» **Figure record listings**
-*-
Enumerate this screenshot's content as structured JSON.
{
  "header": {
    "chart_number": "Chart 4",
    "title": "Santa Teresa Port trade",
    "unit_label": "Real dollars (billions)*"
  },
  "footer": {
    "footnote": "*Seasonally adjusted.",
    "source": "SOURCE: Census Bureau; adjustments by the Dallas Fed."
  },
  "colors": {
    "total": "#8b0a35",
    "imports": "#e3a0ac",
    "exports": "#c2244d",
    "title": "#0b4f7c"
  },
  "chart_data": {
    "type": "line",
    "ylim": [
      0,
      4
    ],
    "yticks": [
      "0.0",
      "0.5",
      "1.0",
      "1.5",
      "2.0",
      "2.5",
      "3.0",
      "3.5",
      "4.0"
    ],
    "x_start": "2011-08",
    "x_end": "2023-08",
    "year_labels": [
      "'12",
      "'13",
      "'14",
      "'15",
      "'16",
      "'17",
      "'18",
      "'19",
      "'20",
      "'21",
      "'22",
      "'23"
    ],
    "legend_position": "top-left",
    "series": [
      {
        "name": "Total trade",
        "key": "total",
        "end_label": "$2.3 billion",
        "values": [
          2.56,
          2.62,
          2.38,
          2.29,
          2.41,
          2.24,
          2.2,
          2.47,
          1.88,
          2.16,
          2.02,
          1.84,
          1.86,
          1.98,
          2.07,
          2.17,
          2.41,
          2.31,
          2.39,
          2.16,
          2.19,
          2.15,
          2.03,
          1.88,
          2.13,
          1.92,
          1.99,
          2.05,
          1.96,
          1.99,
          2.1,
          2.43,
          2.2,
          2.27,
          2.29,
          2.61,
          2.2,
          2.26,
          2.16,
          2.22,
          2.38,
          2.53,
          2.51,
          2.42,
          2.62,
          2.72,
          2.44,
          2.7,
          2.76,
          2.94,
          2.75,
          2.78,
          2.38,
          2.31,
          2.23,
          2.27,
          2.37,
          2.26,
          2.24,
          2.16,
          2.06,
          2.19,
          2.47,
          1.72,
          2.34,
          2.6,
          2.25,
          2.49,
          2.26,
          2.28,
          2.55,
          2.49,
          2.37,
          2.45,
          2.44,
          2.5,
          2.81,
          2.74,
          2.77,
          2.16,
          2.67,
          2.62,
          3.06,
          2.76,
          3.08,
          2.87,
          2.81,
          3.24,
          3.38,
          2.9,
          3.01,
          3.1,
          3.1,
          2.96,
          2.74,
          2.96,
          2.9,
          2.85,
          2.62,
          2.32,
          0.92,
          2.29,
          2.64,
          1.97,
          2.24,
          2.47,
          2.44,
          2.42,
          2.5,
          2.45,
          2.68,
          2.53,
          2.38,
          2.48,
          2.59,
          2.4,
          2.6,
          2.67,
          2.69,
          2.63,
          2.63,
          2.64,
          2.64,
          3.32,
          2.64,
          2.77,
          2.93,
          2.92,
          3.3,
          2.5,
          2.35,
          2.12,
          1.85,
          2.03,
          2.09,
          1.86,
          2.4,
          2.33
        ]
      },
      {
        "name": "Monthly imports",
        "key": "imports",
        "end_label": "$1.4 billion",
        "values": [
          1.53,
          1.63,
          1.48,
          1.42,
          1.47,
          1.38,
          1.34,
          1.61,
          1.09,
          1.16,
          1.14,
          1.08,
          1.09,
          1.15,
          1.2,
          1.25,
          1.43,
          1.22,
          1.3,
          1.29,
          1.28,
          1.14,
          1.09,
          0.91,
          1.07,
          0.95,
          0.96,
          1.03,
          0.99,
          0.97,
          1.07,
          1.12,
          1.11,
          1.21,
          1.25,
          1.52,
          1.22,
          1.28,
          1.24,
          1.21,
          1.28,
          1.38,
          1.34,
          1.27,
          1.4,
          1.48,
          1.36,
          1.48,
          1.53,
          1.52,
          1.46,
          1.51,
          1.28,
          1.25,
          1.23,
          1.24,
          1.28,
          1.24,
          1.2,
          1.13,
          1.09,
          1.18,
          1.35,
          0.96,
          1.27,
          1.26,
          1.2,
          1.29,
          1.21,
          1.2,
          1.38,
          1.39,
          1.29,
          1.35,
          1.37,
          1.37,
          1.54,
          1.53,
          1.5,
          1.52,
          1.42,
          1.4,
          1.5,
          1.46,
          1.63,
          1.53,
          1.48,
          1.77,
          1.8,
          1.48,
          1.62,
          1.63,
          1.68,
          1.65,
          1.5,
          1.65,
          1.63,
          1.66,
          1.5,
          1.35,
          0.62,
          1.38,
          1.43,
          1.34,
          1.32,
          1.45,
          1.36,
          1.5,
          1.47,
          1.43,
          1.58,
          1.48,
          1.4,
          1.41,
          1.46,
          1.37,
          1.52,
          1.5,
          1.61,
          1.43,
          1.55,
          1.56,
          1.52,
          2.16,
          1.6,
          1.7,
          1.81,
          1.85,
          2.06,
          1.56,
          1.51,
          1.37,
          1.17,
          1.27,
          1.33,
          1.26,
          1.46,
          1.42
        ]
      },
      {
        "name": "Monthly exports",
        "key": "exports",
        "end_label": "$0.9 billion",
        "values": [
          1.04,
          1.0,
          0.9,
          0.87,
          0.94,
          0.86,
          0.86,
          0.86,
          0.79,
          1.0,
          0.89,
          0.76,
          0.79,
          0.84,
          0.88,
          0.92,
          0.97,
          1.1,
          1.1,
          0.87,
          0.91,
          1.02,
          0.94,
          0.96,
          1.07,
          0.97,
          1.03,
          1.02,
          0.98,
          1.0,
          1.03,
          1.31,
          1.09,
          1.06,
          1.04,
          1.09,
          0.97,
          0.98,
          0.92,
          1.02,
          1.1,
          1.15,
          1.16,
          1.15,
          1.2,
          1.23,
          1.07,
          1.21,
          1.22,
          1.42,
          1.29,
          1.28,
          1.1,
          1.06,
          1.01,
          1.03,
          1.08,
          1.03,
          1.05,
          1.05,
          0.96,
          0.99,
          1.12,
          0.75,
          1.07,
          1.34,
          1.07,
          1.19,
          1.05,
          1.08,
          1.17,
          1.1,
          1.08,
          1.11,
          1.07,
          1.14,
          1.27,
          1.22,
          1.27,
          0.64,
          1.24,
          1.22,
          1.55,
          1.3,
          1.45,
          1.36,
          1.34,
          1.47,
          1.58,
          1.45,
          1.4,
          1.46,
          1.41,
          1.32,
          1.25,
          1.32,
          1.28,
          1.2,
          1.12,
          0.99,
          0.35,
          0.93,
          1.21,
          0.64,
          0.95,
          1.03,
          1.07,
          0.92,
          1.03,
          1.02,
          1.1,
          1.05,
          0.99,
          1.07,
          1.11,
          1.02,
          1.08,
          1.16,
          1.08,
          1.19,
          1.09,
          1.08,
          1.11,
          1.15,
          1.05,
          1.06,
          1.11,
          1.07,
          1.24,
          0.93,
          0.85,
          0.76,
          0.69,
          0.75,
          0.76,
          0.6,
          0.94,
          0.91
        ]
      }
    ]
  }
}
-*-
» **TASK BRIEF**
Write out each line of the data above again, exactly as given.

» **CORRECT RESULT**
Enumerate this screenshot's content as structured JSON.
{
  "header": {
    "chart_number": "Chart 4",
    "title": "Santa Teresa Port trade",
    "unit_label": "Real dollars (billions)*"
  },
  "footer": {
    "footnote": "*Seasonally adjusted.",
    "source": "SOURCE: Census Bureau; adjustments by the Dallas Fed."
  },
  "colors": {
    "total": "#8b0a35",
    "imports": "#e3a0ac",
    "exports": "#c2244d",
    "title": "#0b4f7c"
  },
  "chart_data": {
    "type": "line",
    "ylim": [
      0,
      4
    ],
    "yticks": [
      "0.0",
      "0.5",
      "1.0",
      "1.5",
      "2.0",
      "2.5",
      "3.0",
      "3.5",
      "4.0"
    ],
    "x_start": "2011-08",
    "x_end": "2023-08",
    "year_labels": [
      "'12",
      "'13",
      "'14",
      "'15",
      "'16",
      "'17",
      "'18",
      "'19",
      "'20",
      "'21",
      "'22",
      "'23"
    ],
    "legend_position": "top-left",
    "series": [
      {
        "name": "Total trade",
        "key": "total",
        "end_label": "$2.3 billion",
        "values": [
          2.56,
          2.62,
          2.38,
          2.29,
          2.41,
          2.24,
          2.2,
          2.47,
          1.88,
          2.16,
          2.02,
          1.84,
          1.86,
          1.98,
          2.07,
          2.17,
          2.41,
          2.31,
          2.39,
          2.16,
          2.19,
          2.15,
          2.03,
          1.88,
          2.13,
          1.92,
          1.99,
          2.05,
          1.96,
          1.99,
          2.1,
          2.43,
          2.2,
          2.27,
          2.29,
          2.61,
          2.2,
          2.26,
          2.16,
          2.22,
          2.38,
          2.53,
          2.51,
          2.42,
          2.62,
          2.72,
          2.44,
          2.7,
          2.76,
          2.94,
          2.75,
          2.78,
          2.38,
          2.31,
          2.23,
          2.27,
          2.37,
          2.26,
          2.24,
          2.16,
          2.06,
          2.19,
          2.47,
          1.72,
          2.34,
          2.6,
          2.25,
          2.49,
          2.26,
          2.28,
          2.55,
          2.49,
          2.37,
          2.45,
          2.44,
          2.5,
          2.81,
          2.74,
          2.77,
          2.16,
          2.67,
          2.62,
          3.06,
          2.76,
          3.08,
          2.87,
          2.81,
          3.24,
          3.38,
          2.9,
          3.01,
          3.1,
          3.1,
          2.96,
          2.74,
          2.96,
          2.9,
          2.85,
          2.62,
          2.32,
          0.92,
          2.29,
          2.64,
          1.97,
          2.24,
          2.47,
          2.44,
          2.42,
          2.5,
          2.45,
          2.68,
          2.53,
          2.38,
          2.48,
          2.59,
          2.4,
          2.6,
          2.67,
          2.69,
          2.63,
          2.63,
          2.64,
          2.64,
          3.32,
          2.64,
          2.77,
          2.93,
          2.92,
          3.3,
          2.5,
          2.35,
          2.12,
          1.85,
          2.03,
          2.09,
          1.86,
          2.4,
          2.33
        ]
      },
      {
        "name": "Monthly imports",
        "key": "imports",
        "end_label": "$1.4 billion",
        "values": [
          1.53,
          1.63,
          1.48,
          1.42,
          1.47,
          1.38,
          1.34,
          1.61,
          1.09,
          1.16,
          1.14,
          1.08,
          1.09,
          1.15,
          1.2,
          1.25,
          1.43,
          1.22,
          1.3,
          1.29,
          1.28,
          1.14,
          1.09,
          0.91,
          1.07,
          0.95,
          0.96,
          1.03,
          0.99,
          0.97,
          1.07,
          1.12,
          1.11,
          1.21,
          1.25,
          1.52,
          1.22,
          1.28,
          1.24,
          1.21,
          1.28,
          1.38,
          1.34,
          1.27,
          1.4,
          1.48,
          1.36,
          1.48,
          1.53,
          1.52,
          1.46,
          1.51,
          1.28,
          1.25,
          1.23,
          1.24,
          1.28,
          1.24,
          1.2,
          1.13,
          1.09,
          1.18,
          1.35,
          0.96,
          1.27,
          1.26,
          1.2,
          1.29,
          1.21,
          1.2,
          1.38,
          1.39,
          1.29,
          1.35,
          1.37,
          1.37,
          1.54,
          1.53,
          1.5,
          1.52,
          1.42,
          1.4,
          1.5,
          1.46,
          1.63,
          1.53,
          1.48,
          1.77,
          1.8,
          1.48,
          1.62,
          1.63,
          1.68,
          1.65,
          1.5,
          1.65,
          1.63,
          1.66,
          1.5,
          1.35,
          0.62,
          1.38,
          1.43,
          1.34,
          1.32,
          1.45,
          1.36,
          1.5,
          1.47,
          1.43,
          1.58,
          1.48,
          1.4,
          1.41,
          1.46,
          1.37,
          1.52,
          1.5,
          1.61,
          1.43,
          1.55,
          1.56,
          1.52,
          2.16,
          1.6,
          1.7,
          1.81,
          1.85,
          2.06,
          1.56,
          1.51,
          1.37,
          1.17,
          1.27,
          1.33,
          1.26,
          1.46,
          1.42
        ]
      },
      {
        "name": "Monthly exports",
        "key": "exports",
        "end_label": "$0.9 billion",
        "values": [
          1.04,
          1.0,
          0.9,
          0.87,
          0.94,
          0.86,
          0.86,
          0.86,
          0.79,
          1.0,
          0.89,
          0.76,
          0.79,
          0.84,
          0.88,
          0.92,
          0.97,
          1.1,
          1.1,
          0.87,
          0.91,
          1.02,
          0.94,
          0.96,
          1.07,
          0.97,
          1.03,
          1.02,
          0.98,
          1.0,
          1.03,
          1.31,
          1.09,
          1.06,
          1.04,
          1.09,
          0.97,
          0.98,
          0.92,
          1.02,
          1.1,
          1.15,
          1.16,
          1.15,
          1.2,
          1.23,
          1.07,
          1.21,
          1.22,
          1.42,
          1.29,
          1.28,
          1.1,
          1.06,
          1.01,
          1.03,
          1.08,
          1.03,
          1.05,
          1.05,
          0.96,
          0.99,
          1.12,
          0.75,
          1.07,
          1.34,
          1.07,
          1.19,
          1.05,
          1.08,
          1.17,
          1.1,
          1.08,
          1.11,
          1.07,
          1.14,
          1.27,
          1.22,
          1.27,
          0.64,
          1.24,
          1.22,
          1.55,
          1.3,
          1.45,
          1.36,
          1.34,
          1.47,
          1.58,
          1.45,
          1.4,
          1.46,
          1.41,
          1.32,
          1.25,
          1.32,
          1.28,
          1.2,
          1.12,
          0.99,
          0.35,
          0.93,
          1.21,
          0.64,
          0.95,
          1.03,
          1.07,
          0.92,
          1.03,
          1.02,
          1.1,
          1.05,
          0.99,
          1.07,
          1.11,
          1.02,
          1.08,
          1.16,
          1.08,
          1.19,
          1.09,
          1.08,
          1.11,
          1.15,
          1.05,
          1.06,
          1.11,
          1.07,
          1.24,
          0.93,
          0.85,
          0.76,
          0.69,
          0.75,
          0.76,
          0.6,
          0.94,
          0.91
        ]
      }
    ]
  }
}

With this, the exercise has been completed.